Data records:
■ ■ ■
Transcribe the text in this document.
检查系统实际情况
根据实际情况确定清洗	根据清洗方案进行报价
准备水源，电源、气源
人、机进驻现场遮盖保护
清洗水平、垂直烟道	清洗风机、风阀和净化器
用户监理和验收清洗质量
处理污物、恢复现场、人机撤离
■ ■ ■
> _DIRECTIONS_: Repeat every entry word for word.

> _SOLUTION FOR THIS EXERCISE_:
Transcribe the text in this document.
检查系统实际情况
根据实际情况确定清洗	根据清洗方案进行报价
准备水源，电源、气源
人、机进驻现场遮盖保护
清洗水平、垂直烟道	清洗风机、风阀和净化器
用户监理和验收清洗质量
处理污物、恢复现场、人机撤离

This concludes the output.